═════ INPUT RECORDS ═════

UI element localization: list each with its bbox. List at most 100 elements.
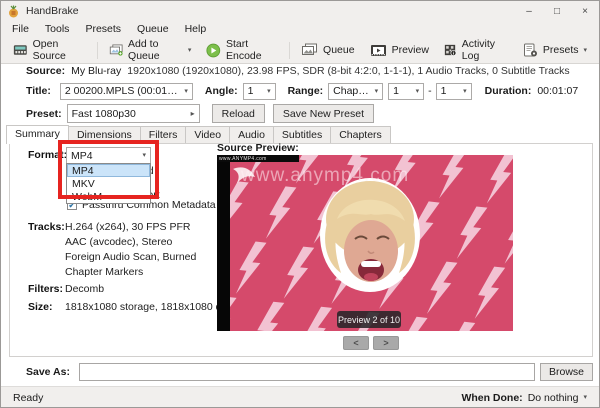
range-from-value: 1: [393, 85, 399, 97]
chevron-down-icon: ▾: [375, 88, 379, 95]
chevron-down-icon: ▾: [267, 88, 271, 95]
save-as-row: Save As: Browse: [26, 363, 593, 381]
source-name: My Blu-ray: [71, 65, 121, 77]
presets-label: Presets: [543, 44, 579, 56]
add-to-queue-label: Add to Queue: [128, 38, 183, 62]
queue-icon: [301, 43, 318, 57]
activity-log-button[interactable]: Activity Log: [438, 36, 514, 64]
menu-queue[interactable]: Queue: [129, 22, 177, 36]
format-select-value: MP4: [71, 150, 93, 162]
range-type-value: Chapters: [333, 85, 370, 97]
queue-label: Queue: [323, 44, 355, 56]
format-option-mkv[interactable]: MKV: [67, 177, 150, 190]
menu-presets[interactable]: Presets: [77, 22, 129, 36]
title-select[interactable]: 2 00200.MPLS (00:01:07) ▾: [60, 83, 193, 100]
tracks-line: AAC (avcodec), Stereo: [65, 236, 172, 248]
title-row: Title: 2 00200.MPLS (00:01:07) ▾ Angle: …: [26, 82, 595, 100]
chevron-down-icon: ▾: [142, 152, 146, 159]
chevron-down-icon: ▾: [584, 47, 588, 54]
source-row: Source: My Blu-ray 1920x1080 (1920x1080)…: [26, 63, 591, 79]
format-select[interactable]: MP4 ▾: [66, 147, 151, 164]
chevron-down-icon: ▾: [416, 88, 420, 95]
title-label: Title:: [26, 85, 51, 97]
preview-image: www.ANYMP4.com www.anymp4.com: [217, 155, 513, 331]
preset-label: Preset:: [26, 108, 62, 120]
activity-log-icon: [444, 43, 457, 57]
preview-icon: [370, 44, 387, 57]
presets-button[interactable]: Presets ▾: [517, 41, 593, 59]
chevron-down-icon: ▾: [583, 394, 587, 401]
range-label: Range:: [288, 85, 324, 97]
angle-select[interactable]: 1 ▾: [243, 83, 276, 100]
save-as-input[interactable]: [79, 363, 535, 381]
window-title: HandBrake: [26, 5, 79, 17]
source-details: 1920x1080 (1920x1080), 23.98 FPS, SDR (8…: [127, 65, 569, 77]
menu-help[interactable]: Help: [177, 22, 215, 36]
titlebar: HandBrake – □ ×: [1, 1, 599, 21]
when-done-label: When Done:: [461, 392, 522, 404]
toolbar-separator: [289, 42, 290, 59]
format-option-mp4[interactable]: MP4: [67, 164, 150, 177]
preset-select[interactable]: Fast 1080p30 ▸: [67, 104, 200, 123]
open-source-label: Open Source: [33, 38, 86, 62]
reload-button[interactable]: Reload: [212, 104, 265, 123]
tab-filters[interactable]: Filters: [140, 126, 187, 144]
open-source-button[interactable]: Open Source: [7, 36, 92, 64]
preset-select-value: Fast 1080p30: [72, 108, 136, 120]
face-sticker: [320, 178, 420, 292]
arrow-right-icon: ▸: [191, 110, 195, 118]
title-select-value: 2 00200.MPLS (00:01:07): [65, 85, 180, 97]
angle-label: Angle:: [205, 85, 238, 97]
range-to-select[interactable]: 1 ▾: [436, 83, 472, 100]
add-to-queue-button[interactable]: Add to Queue ▾: [103, 36, 198, 64]
chevron-down-icon: ▾: [184, 88, 188, 95]
menu-file[interactable]: File: [4, 22, 37, 36]
close-button[interactable]: ×: [571, 1, 599, 21]
menubar: File Tools Presets Queue Help: [1, 21, 599, 37]
range-type-select[interactable]: Chapters ▾: [328, 83, 383, 100]
save-new-preset-button[interactable]: Save New Preset: [273, 104, 374, 123]
next-preview-button[interactable]: >: [373, 336, 399, 350]
preset-row: Preset: Fast 1080p30 ▸ Reload Save New P…: [26, 104, 591, 123]
format-option-webm[interactable]: WebM: [67, 190, 150, 203]
angle-select-value: 1: [248, 85, 254, 97]
filters-value: Decomb: [65, 283, 104, 295]
filters-label: Filters:: [28, 283, 63, 295]
minimize-button[interactable]: –: [515, 1, 543, 21]
size-label: Size:: [28, 301, 53, 313]
range-from-select[interactable]: 1 ▾: [388, 83, 424, 100]
when-done-select[interactable]: Do nothing: [528, 392, 579, 404]
start-encode-label: Start Encode: [226, 38, 278, 62]
tab-chapters[interactable]: Chapters: [330, 126, 391, 144]
duration-label: Duration:: [485, 85, 532, 97]
tab-summary[interactable]: Summary: [6, 125, 69, 144]
source-preview-label: Source Preview:: [217, 142, 299, 154]
film-strip-icon: [13, 43, 28, 57]
toolbar: Open Source Add to Queue ▾ Start Encode: [1, 37, 599, 64]
source-label: Source:: [26, 65, 65, 77]
format-label: Format:: [28, 149, 67, 161]
tracks-line: H.264 (x264), 30 FPS PFR: [65, 221, 190, 233]
handbrake-logo-icon: [7, 5, 20, 18]
chevron-down-icon: ▾: [463, 88, 467, 95]
statusbar: Ready When Done: Do nothing ▾: [1, 386, 599, 408]
format-dropdown-list: MP4 MKV WebM: [66, 163, 151, 204]
add-to-queue-icon: [109, 43, 123, 57]
activity-log-label: Activity Log: [462, 38, 508, 62]
menu-tools[interactable]: Tools: [37, 22, 78, 36]
tracks-line: Foreign Audio Scan, Burned: [65, 251, 196, 263]
watermark-text: www.anymp4.com: [241, 165, 513, 187]
start-encode-button[interactable]: Start Encode: [200, 36, 284, 64]
save-as-label: Save As:: [26, 366, 70, 378]
previous-preview-button[interactable]: <: [343, 336, 369, 350]
browse-button[interactable]: Browse: [540, 363, 593, 381]
preview-counter-badge: Preview 2 of 10: [337, 311, 401, 328]
maximize-button[interactable]: □: [543, 1, 571, 21]
queue-button[interactable]: Queue: [295, 41, 361, 59]
tracks-line: Chapter Markers: [65, 266, 143, 278]
status-text: Ready: [13, 392, 43, 404]
tracks-label: Tracks:: [28, 221, 65, 233]
preview-button[interactable]: Preview: [364, 42, 435, 59]
tab-dimensions[interactable]: Dimensions: [68, 126, 141, 144]
range-to-value: 1: [441, 85, 447, 97]
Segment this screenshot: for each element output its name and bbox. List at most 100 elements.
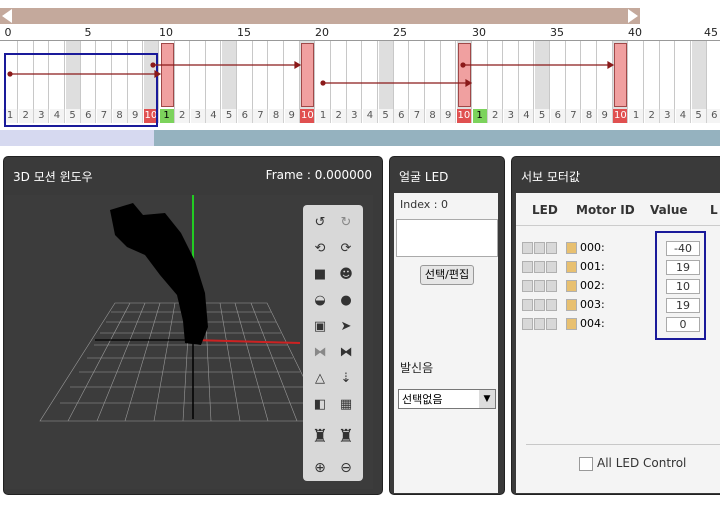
servo-value-input[interactable]: -40 [666,241,700,256]
frame-number[interactable]: 7 [409,109,425,123]
ruler-label: 10 [159,26,173,39]
led-toggle[interactable] [546,280,557,292]
zoom-out-icon[interactable]: ⊖ [335,457,357,479]
frame-number[interactable]: 10 [300,109,316,123]
led-toggle[interactable] [546,261,557,273]
scroll-right-icon[interactable] [628,9,638,23]
frame-number[interactable]: 4 [362,109,378,123]
servo-value-input[interactable]: 10 [666,279,700,294]
frame-number[interactable]: 8 [582,109,598,123]
frame-number[interactable]: 2 [488,109,504,123]
rotate-ccw-icon[interactable]: ↺ [309,211,331,233]
frame-number[interactable]: 1 [629,109,644,123]
motor-icon [566,299,577,311]
frame-number[interactable]: 3 [503,109,519,123]
frame-number[interactable]: 10 [456,109,472,123]
led-toggle[interactable] [534,280,545,292]
panel-title: 서보 모터값 [521,170,581,184]
select-edit-button[interactable]: 선택/편집 [420,265,474,285]
frame-number[interactable]: 8 [425,109,441,123]
mirror-right-icon[interactable]: ⧓ [335,341,357,363]
index-label: Index : 0 [400,198,448,211]
frame-number[interactable]: 6 [394,109,410,123]
keyframe-arrows [7,60,615,88]
scroll-left-icon[interactable] [2,9,12,23]
motor-id: 001: [580,260,605,273]
led-toggle[interactable] [534,261,545,273]
timeline-track-bar[interactable] [0,130,720,146]
servo-value-input[interactable]: 19 [666,298,700,313]
frame-number[interactable]: 5 [535,109,551,123]
frame-number[interactable]: 4 [206,109,222,123]
robot-front-icon[interactable]: ♜ [309,419,331,453]
frame-number[interactable]: 8 [269,109,285,123]
led-toggle[interactable] [546,299,557,311]
ruler-label: 5 [84,26,92,39]
motor-id: 000: [580,241,605,254]
frame-number[interactable]: 4 [519,109,535,123]
view-toolbar: ↺ ↻ ⟲ ⟳ ■ ☻ ◒ ● ▣ ➤ ⧓ ⧓ △ ⇣ ◧ ▦ ♜ ♜ ⊕ ⊖ [303,205,363,481]
layers-icon[interactable]: ◧ [309,393,331,415]
frame-readout: Frame : 0.000000 [265,168,372,182]
frame-number[interactable]: 1 [472,109,488,123]
led-toggle[interactable] [546,242,557,254]
frame-number[interactable]: 5 [691,109,707,123]
led-toggle[interactable] [522,242,533,254]
grid-icon[interactable]: ▦ [335,393,357,415]
frame-number[interactable]: 5 [222,109,238,123]
frame-number[interactable]: 3 [347,109,363,123]
download-icon[interactable]: ⇣ [335,367,357,389]
pointer-icon[interactable]: ➤ [335,315,357,337]
robot-head-icon[interactable]: ☻ [335,263,357,285]
led-toggle[interactable] [534,318,545,330]
led-toggle[interactable] [546,318,557,330]
cube-icon[interactable]: ■ [309,263,331,285]
frame-number[interactable]: 10 [613,109,629,123]
led-toggle[interactable] [522,299,533,311]
col-extra: L [710,203,718,217]
frame-number[interactable]: 6 [237,109,253,123]
sound-select[interactable]: 선택없음 ▼ [398,389,496,409]
motor-icon [566,318,577,330]
frame-number[interactable]: 5 [378,109,394,123]
led-toggle[interactable] [522,280,533,292]
face-led-body: Index : 0 선택/편집 발신음 선택없음 ▼ [394,193,498,493]
led-toggle[interactable] [522,318,533,330]
face-icon[interactable]: ● [335,289,357,311]
robot-side-icon[interactable]: ♜ [335,419,357,453]
frame-number[interactable]: 6 [550,109,566,123]
mirror-left-icon[interactable]: ⧓ [309,341,331,363]
viewport-3d[interactable]: ↺ ↻ ⟲ ⟳ ■ ☻ ◒ ● ▣ ➤ ⧓ ⧓ △ ⇣ ◧ ▦ ♜ ♜ ⊕ ⊖ [5,195,373,489]
helmet-icon[interactable]: ◒ [309,289,331,311]
rotate-cw-icon[interactable]: ↻ [335,211,357,233]
frame-number[interactable]: 9 [284,109,300,123]
frame-number[interactable]: 3 [190,109,206,123]
led-toggle[interactable] [534,299,545,311]
frame-number[interactable]: 2 [175,109,191,123]
triangle-icon[interactable]: △ [309,367,331,389]
frame-number[interactable]: 7 [566,109,582,123]
servo-value-input[interactable]: 19 [666,260,700,275]
frame-number[interactable]: 6 [707,109,720,123]
chevron-down-icon[interactable]: ▼ [479,390,495,408]
servo-value-input[interactable]: 0 [666,317,700,332]
frame-number[interactable]: 2 [331,109,347,123]
all-led-checkbox[interactable] [579,457,593,471]
fit-view-icon[interactable]: ▣ [309,315,331,337]
frame-number[interactable]: 1 [316,109,331,123]
frame-number[interactable]: 4 [675,109,691,123]
led-toggle[interactable] [522,261,533,273]
frame-number[interactable]: 7 [253,109,269,123]
reset-view-icon[interactable]: ⟳ [335,237,357,259]
frame-number[interactable]: 9 [441,109,457,123]
led-index-input[interactable] [396,219,498,257]
led-toggle[interactable] [534,242,545,254]
frame-number[interactable]: 3 [660,109,676,123]
rotate-view-icon[interactable]: ⟲ [309,237,331,259]
motor-icon [566,280,577,292]
frame-number[interactable]: 1 [159,109,175,123]
zoom-in-icon[interactable]: ⊕ [309,457,331,479]
timeline-scrollbar[interactable] [0,8,640,24]
frame-number[interactable]: 2 [644,109,660,123]
frame-number[interactable]: 9 [597,109,613,123]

═════

== TASK OBJECTIVE ==
Copy out the lines from the one with "servo-value-input[interactable]: -40 [666,241,700,256]" up to and including the one with "motor-id: 000: [580,241,605,254]".

== WRITTEN RESPONSE ==
servo-value-input[interactable]: -40 [666,241,700,256]
frame-number[interactable]: 7 [409,109,425,123]
ruler-label: 10 [159,26,173,39]
led-toggle[interactable] [546,280,557,292]
zoom-out-icon[interactable]: ⊖ [335,457,357,479]
frame-number[interactable]: 10 [300,109,316,123]
led-toggle[interactable] [546,261,557,273]
scroll-right-icon[interactable] [628,9,638,23]
frame-number[interactable]: 4 [362,109,378,123]
servo-value-input[interactable]: 10 [666,279,700,294]
frame-number[interactable]: 8 [582,109,598,123]
frame-number[interactable]: 2 [488,109,504,123]
rotate-ccw-icon[interactable]: ↺ [309,211,331,233]
frame-number[interactable]: 1 [629,109,644,123]
motor-icon [566,299,577,311]
frame-number[interactable]: 3 [503,109,519,123]
frame-number[interactable]: 10 [456,109,472,123]
led-toggle[interactable] [534,280,545,292]
panel-title: 서보 모터값 [521,170,581,184]
select-edit-button[interactable]: 선택/편집 [420,265,474,285]
frame-number[interactable]: 8 [425,109,441,123]
mirror-right-icon[interactable]: ⧓ [335,341,357,363]
index-label: Index : 0 [400,198,448,211]
frame-number[interactable]: 6 [394,109,410,123]
keyframe-arrows [7,60,615,88]
scroll-left-icon[interactable] [2,9,12,23]
motor-id: 001: [580,260,605,273]
led-toggle[interactable] [534,261,545,273]
timeline-track-bar[interactable] [0,130,720,146]
servo-value-input[interactable]: 19 [666,298,700,313]
frame-number[interactable]: 5 [535,109,551,123]
frame-number[interactable]: 4 [206,109,222,123]
robot-front-icon[interactable]: ♜ [309,419,331,453]
frame-number[interactable]: 8 [269,109,285,123]
led-toggle[interactable] [546,299,557,311]
ruler-label: 5 [84,26,92,39]
motor-id: 000: [580,241,605,254]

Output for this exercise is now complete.